§ **Exercise prompt**:
Return each line of the data below verbatim; pictures are to be left out.

§ **Stored data**:
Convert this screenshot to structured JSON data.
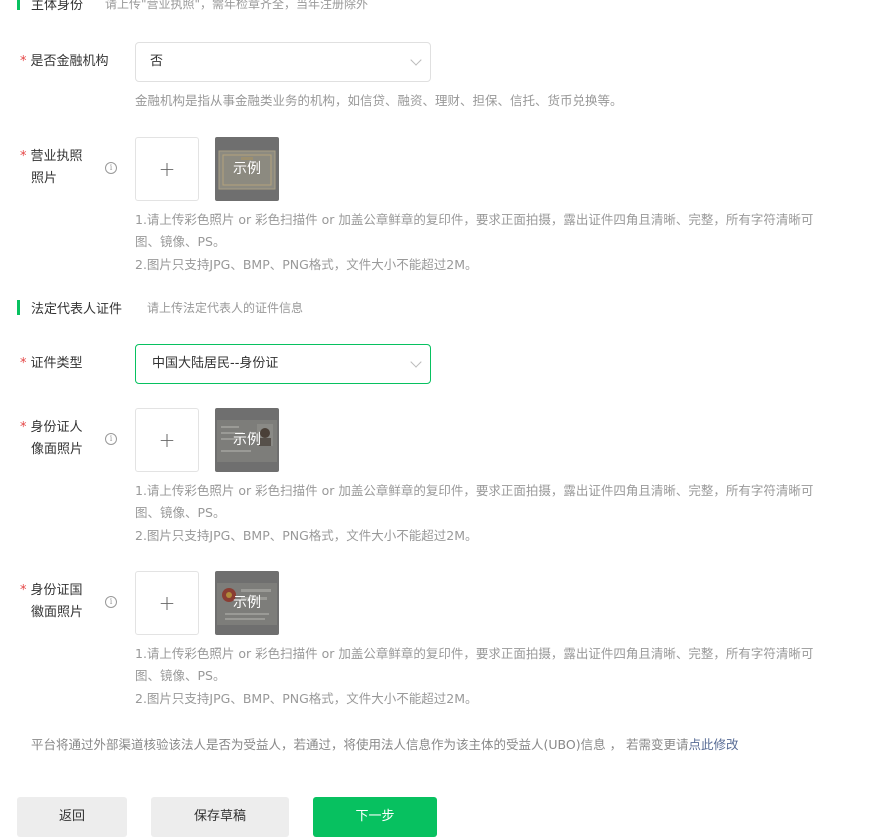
{
  "sections": {
    "subject": {
      "title": "主体身份",
      "subtitle": "请上传\"营业执照\"，需年检章齐全，当年注册除外"
    },
    "legal": {
      "title": "法定代表人证件",
      "subtitle": "请上传法定代表人的证件信息"
    }
  },
  "fields": {
    "financial": {
      "label": "是否金融机构",
      "value": "否",
      "hint": "金融机构是指从事金融类业务的机构，如信贷、融资、理财、担保、信托、货币兑换等。"
    },
    "license": {
      "label_line1": "营业执照",
      "label_line2": "照片"
    },
    "id_type": {
      "label": "证件类型",
      "value": "中国大陆居民--身份证"
    },
    "id_front": {
      "label_line1": "身份证人",
      "label_line2": "像面照片"
    },
    "id_back": {
      "label_line1": "身份证国",
      "label_line2": "徽面照片"
    }
  },
  "upload": {
    "plus": "+",
    "sample": "示例",
    "info_glyph": "i"
  },
  "upload_hint": {
    "line1": "1.请上传彩色照片 or 彩色扫描件 or 加盖公章鲜章的复印件，要求正面拍摄，露出证件四角且清晰、完整，所有字符清晰可",
    "line2": "图、镜像、PS。",
    "line3": "2.图片只支持JPG、BMP、PNG格式，文件大小不能超过2M。"
  },
  "notice": {
    "text": "平台将通过外部渠道核验该法人是否为受益人，若通过，将使用法人信息作为该主体的受益人(UBO)信息 ，  若需变更请",
    "link": "点此修改"
  },
  "buttons": {
    "back": "返回",
    "save_draft": "保存草稿",
    "next": "下一步"
  },
  "required_mark": "*",
  "colors": {
    "accent": "#07c160",
    "required": "#e54545",
    "link": "#576b95",
    "hint": "#999999"
  }
}
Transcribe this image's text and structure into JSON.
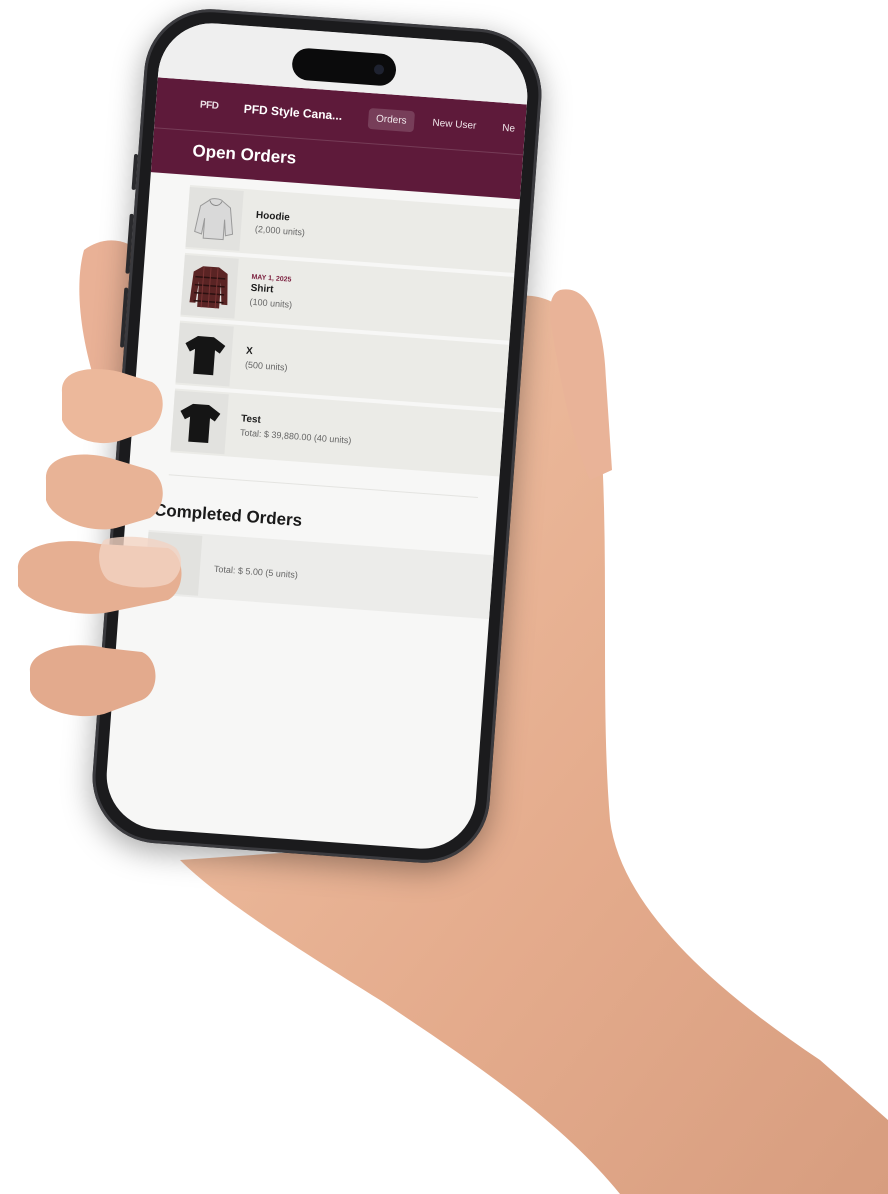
{
  "app": {
    "brand": "PFD Style Cana...",
    "logo_text": "PFD"
  },
  "nav": {
    "items": [
      {
        "label": "Orders",
        "active": true
      },
      {
        "label": "New User",
        "active": false
      },
      {
        "label": "Ne",
        "active": false
      }
    ]
  },
  "open_orders": {
    "title": "Open Orders",
    "items": [
      {
        "date": "",
        "name": "Hoodie",
        "detail": "(2,000 units)",
        "icon": "hoodie-icon"
      },
      {
        "date": "MAY 1, 2025",
        "name": "Shirt",
        "detail": "(100 units)",
        "icon": "plaid-shirt-icon"
      },
      {
        "date": "",
        "name": "X",
        "detail": "(500 units)",
        "icon": "tshirt-icon"
      },
      {
        "date": "",
        "name": "Test",
        "detail": "Total: $ 39,880.00 (40 units)",
        "icon": "tshirt-icon"
      }
    ]
  },
  "completed_orders": {
    "title": "Completed Orders",
    "items": [
      {
        "detail": "Total: $ 5.00 (5 units)"
      }
    ]
  },
  "colors": {
    "header": "#5e1a3a",
    "accent_date": "#7a1d3c",
    "screen_bg": "#f7f7f6",
    "phone_frame": "#1b1b1d",
    "skin": "#e9b69a"
  }
}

§ **Answer to the exercise**:
Convert this screenshot to structured JSON data.
{
  "sections": {
    "subject": {
      "title": "主体身份",
      "subtitle": "请上传\"营业执照\"，需年检章齐全，当年注册除外"
    },
    "legal": {
      "title": "法定代表人证件",
      "subtitle": "请上传法定代表人的证件信息"
    }
  },
  "fields": {
    "financial": {
      "label": "是否金融机构",
      "value": "否",
      "hint": "金融机构是指从事金融类业务的机构，如信贷、融资、理财、担保、信托、货币兑换等。"
    },
    "license": {
      "label_line1": "营业执照",
      "label_line2": "照片"
    },
    "id_type": {
      "label": "证件类型",
      "value": "中国大陆居民--身份证"
    },
    "id_front": {
      "label_line1": "身份证人",
      "label_line2": "像面照片"
    },
    "id_back": {
      "label_line1": "身份证国",
      "label_line2": "徽面照片"
    }
  },
  "upload": {
    "plus": "+",
    "sample": "示例",
    "info_glyph": "i"
  },
  "upload_hint": {
    "line1": "1.请上传彩色照片 or 彩色扫描件 or 加盖公章鲜章的复印件，要求正面拍摄，露出证件四角且清晰、完整，所有字符清晰可",
    "line2": "图、镜像、PS。",
    "line3": "2.图片只支持JPG、BMP、PNG格式，文件大小不能超过2M。"
  },
  "notice": {
    "text": "平台将通过外部渠道核验该法人是否为受益人，若通过，将使用法人信息作为该主体的受益人(UBO)信息 ，  若需变更请",
    "link": "点此修改"
  },
  "buttons": {
    "back": "返回",
    "save_draft": "保存草稿",
    "next": "下一步"
  },
  "required_mark": "*",
  "colors": {
    "accent": "#07c160",
    "required": "#e54545",
    "link": "#576b95",
    "hint": "#999999"
  }
}
Transcribe this image's text and structure into JSON.
{
  "app": {
    "brand": "PFD Style Cana...",
    "logo_text": "PFD"
  },
  "nav": {
    "items": [
      {
        "label": "Orders",
        "active": true
      },
      {
        "label": "New User",
        "active": false
      },
      {
        "label": "Ne",
        "active": false
      }
    ]
  },
  "open_orders": {
    "title": "Open Orders",
    "items": [
      {
        "date": "",
        "name": "Hoodie",
        "detail": "(2,000 units)",
        "icon": "hoodie-icon"
      },
      {
        "date": "MAY 1, 2025",
        "name": "Shirt",
        "detail": "(100 units)",
        "icon": "plaid-shirt-icon"
      },
      {
        "date": "",
        "name": "X",
        "detail": "(500 units)",
        "icon": "tshirt-icon"
      },
      {
        "date": "",
        "name": "Test",
        "detail": "Total: $ 39,880.00 (40 units)",
        "icon": "tshirt-icon"
      }
    ]
  },
  "completed_orders": {
    "title": "Completed Orders",
    "items": [
      {
        "detail": "Total: $ 5.00 (5 units)"
      }
    ]
  },
  "colors": {
    "header": "#5e1a3a",
    "accent_date": "#7a1d3c",
    "screen_bg": "#f7f7f6",
    "phone_frame": "#1b1b1d",
    "skin": "#e9b69a"
  }
}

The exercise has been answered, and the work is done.